__DATASET__
=======
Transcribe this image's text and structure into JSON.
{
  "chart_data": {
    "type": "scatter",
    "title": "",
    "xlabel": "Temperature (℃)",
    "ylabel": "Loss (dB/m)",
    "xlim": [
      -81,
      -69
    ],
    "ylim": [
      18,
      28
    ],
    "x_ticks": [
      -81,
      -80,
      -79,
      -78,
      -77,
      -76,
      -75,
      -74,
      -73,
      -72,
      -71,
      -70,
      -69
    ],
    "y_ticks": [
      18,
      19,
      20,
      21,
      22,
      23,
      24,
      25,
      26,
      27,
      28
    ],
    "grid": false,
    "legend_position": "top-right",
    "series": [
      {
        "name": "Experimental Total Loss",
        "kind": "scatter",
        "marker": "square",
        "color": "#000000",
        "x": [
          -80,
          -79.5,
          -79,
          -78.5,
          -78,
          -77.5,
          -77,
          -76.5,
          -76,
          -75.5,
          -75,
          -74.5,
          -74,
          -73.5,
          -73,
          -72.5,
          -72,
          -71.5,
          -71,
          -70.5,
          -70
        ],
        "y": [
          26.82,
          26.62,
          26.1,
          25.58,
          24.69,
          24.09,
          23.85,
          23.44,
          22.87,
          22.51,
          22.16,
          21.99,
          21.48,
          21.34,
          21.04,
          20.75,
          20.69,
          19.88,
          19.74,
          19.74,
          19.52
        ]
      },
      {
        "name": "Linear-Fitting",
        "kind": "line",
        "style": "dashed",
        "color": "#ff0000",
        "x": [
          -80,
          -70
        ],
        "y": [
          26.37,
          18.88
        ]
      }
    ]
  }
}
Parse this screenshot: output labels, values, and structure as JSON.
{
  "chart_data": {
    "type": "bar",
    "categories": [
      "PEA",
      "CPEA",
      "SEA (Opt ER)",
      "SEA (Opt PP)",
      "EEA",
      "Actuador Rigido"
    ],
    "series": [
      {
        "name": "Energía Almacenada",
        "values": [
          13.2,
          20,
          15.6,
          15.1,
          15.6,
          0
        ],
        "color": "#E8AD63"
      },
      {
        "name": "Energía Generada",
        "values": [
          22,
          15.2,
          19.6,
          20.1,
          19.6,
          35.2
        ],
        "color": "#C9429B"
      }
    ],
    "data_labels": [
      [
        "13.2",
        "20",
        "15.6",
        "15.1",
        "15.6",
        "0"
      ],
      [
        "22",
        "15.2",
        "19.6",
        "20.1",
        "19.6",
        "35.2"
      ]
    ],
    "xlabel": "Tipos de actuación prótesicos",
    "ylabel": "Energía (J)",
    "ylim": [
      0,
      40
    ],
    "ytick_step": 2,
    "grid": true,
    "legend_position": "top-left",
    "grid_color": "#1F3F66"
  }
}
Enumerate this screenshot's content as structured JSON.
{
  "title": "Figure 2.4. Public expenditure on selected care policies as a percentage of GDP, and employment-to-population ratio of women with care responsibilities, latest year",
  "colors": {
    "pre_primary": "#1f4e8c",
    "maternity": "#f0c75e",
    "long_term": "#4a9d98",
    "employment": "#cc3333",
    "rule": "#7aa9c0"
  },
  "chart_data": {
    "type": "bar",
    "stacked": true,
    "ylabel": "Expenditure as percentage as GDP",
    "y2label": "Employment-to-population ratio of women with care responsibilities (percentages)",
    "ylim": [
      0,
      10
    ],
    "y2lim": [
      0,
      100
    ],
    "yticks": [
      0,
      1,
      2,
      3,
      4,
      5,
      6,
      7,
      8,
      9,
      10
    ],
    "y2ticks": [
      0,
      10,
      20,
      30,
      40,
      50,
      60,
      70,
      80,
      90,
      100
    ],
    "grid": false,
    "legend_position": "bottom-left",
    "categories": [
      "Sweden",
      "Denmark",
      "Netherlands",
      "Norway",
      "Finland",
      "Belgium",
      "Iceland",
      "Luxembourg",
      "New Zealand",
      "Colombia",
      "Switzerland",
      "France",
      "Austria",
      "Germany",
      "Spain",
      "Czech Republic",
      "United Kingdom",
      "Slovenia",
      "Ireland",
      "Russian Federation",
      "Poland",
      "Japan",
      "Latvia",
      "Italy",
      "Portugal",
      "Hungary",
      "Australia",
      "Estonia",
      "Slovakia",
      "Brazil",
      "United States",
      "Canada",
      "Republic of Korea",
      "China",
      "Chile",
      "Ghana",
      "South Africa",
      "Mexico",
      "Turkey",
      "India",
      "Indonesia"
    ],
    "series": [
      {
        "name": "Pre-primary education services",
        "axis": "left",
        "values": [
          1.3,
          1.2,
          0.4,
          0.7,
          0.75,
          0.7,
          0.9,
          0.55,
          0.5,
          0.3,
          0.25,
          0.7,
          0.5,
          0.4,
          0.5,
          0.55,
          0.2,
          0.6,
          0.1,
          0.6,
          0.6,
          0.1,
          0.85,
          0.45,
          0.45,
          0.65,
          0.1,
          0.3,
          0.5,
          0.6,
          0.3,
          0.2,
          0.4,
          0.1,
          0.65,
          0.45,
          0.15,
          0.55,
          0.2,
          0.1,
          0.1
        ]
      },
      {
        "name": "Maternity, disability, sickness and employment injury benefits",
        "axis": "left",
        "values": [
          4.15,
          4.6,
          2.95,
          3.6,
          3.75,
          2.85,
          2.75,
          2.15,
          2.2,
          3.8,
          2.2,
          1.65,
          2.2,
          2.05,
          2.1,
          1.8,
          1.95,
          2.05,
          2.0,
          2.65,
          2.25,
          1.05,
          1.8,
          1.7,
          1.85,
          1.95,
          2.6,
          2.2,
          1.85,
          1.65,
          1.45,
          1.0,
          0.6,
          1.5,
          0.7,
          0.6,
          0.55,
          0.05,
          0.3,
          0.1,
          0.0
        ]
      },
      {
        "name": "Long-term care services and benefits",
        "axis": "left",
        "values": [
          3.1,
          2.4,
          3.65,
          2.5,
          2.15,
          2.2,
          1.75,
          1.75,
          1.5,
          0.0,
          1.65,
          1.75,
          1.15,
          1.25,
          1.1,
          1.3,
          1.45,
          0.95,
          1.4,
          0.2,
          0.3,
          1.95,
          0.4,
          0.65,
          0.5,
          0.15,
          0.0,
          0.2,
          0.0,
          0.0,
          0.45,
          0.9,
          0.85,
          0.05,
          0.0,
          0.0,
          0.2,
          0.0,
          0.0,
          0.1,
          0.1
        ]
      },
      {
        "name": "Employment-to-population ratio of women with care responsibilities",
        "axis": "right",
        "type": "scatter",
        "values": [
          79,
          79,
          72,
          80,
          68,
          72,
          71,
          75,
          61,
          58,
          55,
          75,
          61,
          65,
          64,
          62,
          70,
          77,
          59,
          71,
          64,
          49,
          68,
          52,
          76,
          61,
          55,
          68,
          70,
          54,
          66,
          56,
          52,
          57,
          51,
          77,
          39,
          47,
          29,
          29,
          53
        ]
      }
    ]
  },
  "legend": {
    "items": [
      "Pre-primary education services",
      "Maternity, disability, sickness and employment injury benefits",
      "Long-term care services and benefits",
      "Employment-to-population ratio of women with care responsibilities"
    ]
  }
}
=======
__WHAT YOU ARE ASKED TO DO__
Above are the records; copy all of them exactly.

__TASK SOLUTION__
Transcribe this image's text and structure into JSON.
{
  "chart_data": {
    "type": "scatter",
    "title": "",
    "xlabel": "Temperature (℃)",
    "ylabel": "Loss (dB/m)",
    "xlim": [
      -81,
      -69
    ],
    "ylim": [
      18,
      28
    ],
    "x_ticks": [
      -81,
      -80,
      -79,
      -78,
      -77,
      -76,
      -75,
      -74,
      -73,
      -72,
      -71,
      -70,
      -69
    ],
    "y_ticks": [
      18,
      19,
      20,
      21,
      22,
      23,
      24,
      25,
      26,
      27,
      28
    ],
    "grid": false,
    "legend_position": "top-right",
    "series": [
      {
        "name": "Experimental Total Loss",
        "kind": "scatter",
        "marker": "square",
        "color": "#000000",
        "x": [
          -80,
          -79.5,
          -79,
          -78.5,
          -78,
          -77.5,
          -77,
          -76.5,
          -76,
          -75.5,
          -75,
          -74.5,
          -74,
          -73.5,
          -73,
          -72.5,
          -72,
          -71.5,
          -71,
          -70.5,
          -70
        ],
        "y": [
          26.82,
          26.62,
          26.1,
          25.58,
          24.69,
          24.09,
          23.85,
          23.44,
          22.87,
          22.51,
          22.16,
          21.99,
          21.48,
          21.34,
          21.04,
          20.75,
          20.69,
          19.88,
          19.74,
          19.74,
          19.52
        ]
      },
      {
        "name": "Linear-Fitting",
        "kind": "line",
        "style": "dashed",
        "color": "#ff0000",
        "x": [
          -80,
          -70
        ],
        "y": [
          26.37,
          18.88
        ]
      }
    ]
  }
}
Parse this screenshot: output labels, values, and structure as JSON.
{
  "chart_data": {
    "type": "bar",
    "categories": [
      "PEA",
      "CPEA",
      "SEA (Opt ER)",
      "SEA (Opt PP)",
      "EEA",
      "Actuador Rigido"
    ],
    "series": [
      {
        "name": "Energía Almacenada",
        "values": [
          13.2,
          20,
          15.6,
          15.1,
          15.6,
          0
        ],
        "color": "#E8AD63"
      },
      {
        "name": "Energía Generada",
        "values": [
          22,
          15.2,
          19.6,
          20.1,
          19.6,
          35.2
        ],
        "color": "#C9429B"
      }
    ],
    "data_labels": [
      [
        "13.2",
        "20",
        "15.6",
        "15.1",
        "15.6",
        "0"
      ],
      [
        "22",
        "15.2",
        "19.6",
        "20.1",
        "19.6",
        "35.2"
      ]
    ],
    "xlabel": "Tipos de actuación prótesicos",
    "ylabel": "Energía (J)",
    "ylim": [
      0,
      40
    ],
    "ytick_step": 2,
    "grid": true,
    "legend_position": "top-left",
    "grid_color": "#1F3F66"
  }
}
Enumerate this screenshot's content as structured JSON.
{
  "title": "Figure 2.4. Public expenditure on selected care policies as a percentage of GDP, and employment-to-population ratio of women with care responsibilities, latest year",
  "colors": {
    "pre_primary": "#1f4e8c",
    "maternity": "#f0c75e",
    "long_term": "#4a9d98",
    "employment": "#cc3333",
    "rule": "#7aa9c0"
  },
  "chart_data": {
    "type": "bar",
    "stacked": true,
    "ylabel": "Expenditure as percentage as GDP",
    "y2label": "Employment-to-population ratio of women with care responsibilities (percentages)",
    "ylim": [
      0,
      10
    ],
    "y2lim": [
      0,
      100
    ],
    "yticks": [
      0,
      1,
      2,
      3,
      4,
      5,
      6,
      7,
      8,
      9,
      10
    ],
    "y2ticks": [
      0,
      10,
      20,
      30,
      40,
      50,
      60,
      70,
      80,
      90,
      100
    ],
    "grid": false,
    "legend_position": "bottom-left",
    "categories": [
      "Sweden",
      "Denmark",
      "Netherlands",
      "Norway",
      "Finland",
      "Belgium",
      "Iceland",
      "Luxembourg",
      "New Zealand",
      "Colombia",
      "Switzerland",
      "France",
      "Austria",
      "Germany",
      "Spain",
      "Czech Republic",
      "United Kingdom",
      "Slovenia",
      "Ireland",
      "Russian Federation",
      "Poland",
      "Japan",
      "Latvia",
      "Italy",
      "Portugal",
      "Hungary",
      "Australia",
      "Estonia",
      "Slovakia",
      "Brazil",
      "United States",
      "Canada",
      "Republic of Korea",
      "China",
      "Chile",
      "Ghana",
      "South Africa",
      "Mexico",
      "Turkey",
      "India",
      "Indonesia"
    ],
    "series": [
      {
        "name": "Pre-primary education services",
        "axis": "left",
        "values": [
          1.3,
          1.2,
          0.4,
          0.7,
          0.75,
          0.7,
          0.9,
          0.55,
          0.5,
          0.3,
          0.25,
          0.7,
          0.5,
          0.4,
          0.5,
          0.55,
          0.2,
          0.6,
          0.1,
          0.6,
          0.6,
          0.1,
          0.85,
          0.45,
          0.45,
          0.65,
          0.1,
          0.3,
          0.5,
          0.6,
          0.3,
          0.2,
          0.4,
          0.1,
          0.65,
          0.45,
          0.15,
          0.55,
          0.2,
          0.1,
          0.1
        ]
      },
      {
        "name": "Maternity, disability, sickness and employment injury benefits",
        "axis": "left",
        "values": [
          4.15,
          4.6,
          2.95,
          3.6,
          3.75,
          2.85,
          2.75,
          2.15,
          2.2,
          3.8,
          2.2,
          1.65,
          2.2,
          2.05,
          2.1,
          1.8,
          1.95,
          2.05,
          2.0,
          2.65,
          2.25,
          1.05,
          1.8,
          1.7,
          1.85,
          1.95,
          2.6,
          2.2,
          1.85,
          1.65,
          1.45,
          1.0,
          0.6,
          1.5,
          0.7,
          0.6,
          0.55,
          0.05,
          0.3,
          0.1,
          0.0
        ]
      },
      {
        "name": "Long-term care services and benefits",
        "axis": "left",
        "values": [
          3.1,
          2.4,
          3.65,
          2.5,
          2.15,
          2.2,
          1.75,
          1.75,
          1.5,
          0.0,
          1.65,
          1.75,
          1.15,
          1.25,
          1.1,
          1.3,
          1.45,
          0.95,
          1.4,
          0.2,
          0.3,
          1.95,
          0.4,
          0.65,
          0.5,
          0.15,
          0.0,
          0.2,
          0.0,
          0.0,
          0.45,
          0.9,
          0.85,
          0.05,
          0.0,
          0.0,
          0.2,
          0.0,
          0.0,
          0.1,
          0.1
        ]
      },
      {
        "name": "Employment-to-population ratio of women with care responsibilities",
        "axis": "right",
        "type": "scatter",
        "values": [
          79,
          79,
          72,
          80,
          68,
          72,
          71,
          75,
          61,
          58,
          55,
          75,
          61,
          65,
          64,
          62,
          70,
          77,
          59,
          71,
          64,
          49,
          68,
          52,
          76,
          61,
          55,
          68,
          70,
          54,
          66,
          56,
          52,
          57,
          51,
          77,
          39,
          47,
          29,
          29,
          53
        ]
      }
    ]
  },
  "legend": {
    "items": [
      "Pre-primary education services",
      "Maternity, disability, sickness and employment injury benefits",
      "Long-term care services and benefits",
      "Employment-to-population ratio of women with care responsibilities"
    ]
  }
}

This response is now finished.